┌──

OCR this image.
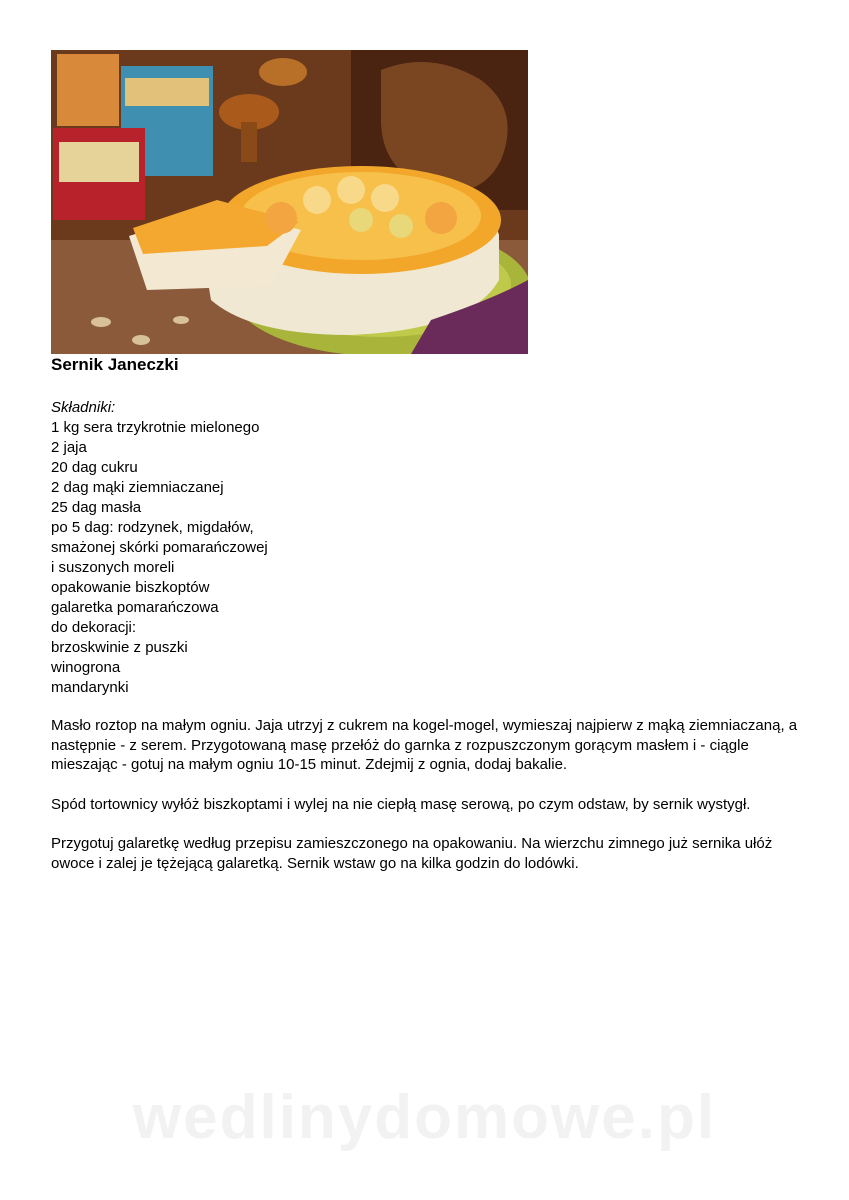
Sernik Janeczki
Składniki:
1 kg sera trzykrotnie mielonego
2 jaja
20 dag cukru
2 dag mąki ziemniaczanej
25 dag masła
po 5 dag: rodzynek, migdałów,
smażonej skórki pomarańczowej
i suszonych moreli
opakowanie biszkoptów
galaretka pomarańczowa
do dekoracji:
brzoskwinie z puszki
winogrona
mandarynki

Masło roztop na małym ogniu. Jaja utrzyj z cukrem na kogel-mogel, wymieszaj najpierw z mąką ziemniaczaną, a następnie - z serem. Przygotowaną masę przełóż do garnka z rozpuszczonym gorącym masłem i - ciągle mieszając - gotuj na małym ogniu 10-15 minut. Zdejmij z ognia, dodaj bakalie.

Spód tortownicy wyłóż biszkoptami i wylej na nie ciepłą masę serową, po czym odstaw, by sernik wystygł.

Przygotuj galaretkę według przepisu zamieszczonego na opakowaniu. Na wierzchu zimnego już sernika ułóż owoce i zalej je tężejącą galaretką. Sernik wstaw go na kilka godzin do lodówki.

wedlinydomowe.pl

└──

# [Stated problem]
Print the complete listing exactly as it stands, without its pictures.

# [Correct output]
OCR this image.
Sernik Janeczki
Składniki:
1 kg sera trzykrotnie mielonego
2 jaja
20 dag cukru
2 dag mąki ziemniaczanej
25 dag masła
po 5 dag: rodzynek, migdałów,
smażonej skórki pomarańczowej
i suszonych moreli
opakowanie biszkoptów
galaretka pomarańczowa
do dekoracji:
brzoskwinie z puszki
winogrona
mandarynki

Masło roztop na małym ogniu. Jaja utrzyj z cukrem na kogel-mogel, wymieszaj najpierw z mąką ziemniaczaną, a następnie - z serem. Przygotowaną masę przełóż do garnka z rozpuszczonym gorącym masłem i - ciągle mieszając - gotuj na małym ogniu 10-15 minut. Zdejmij z ognia, dodaj bakalie.

Spód tortownicy wyłóż biszkoptami i wylej na nie ciepłą masę serową, po czym odstaw, by sernik wystygł.

Przygotuj galaretkę według przepisu zamieszczonego na opakowaniu. Na wierzchu zimnego już sernika ułóż owoce i zalej je tężejącą galaretką. Sernik wstaw go na kilka godzin do lodówki.

wedlinydomowe.pl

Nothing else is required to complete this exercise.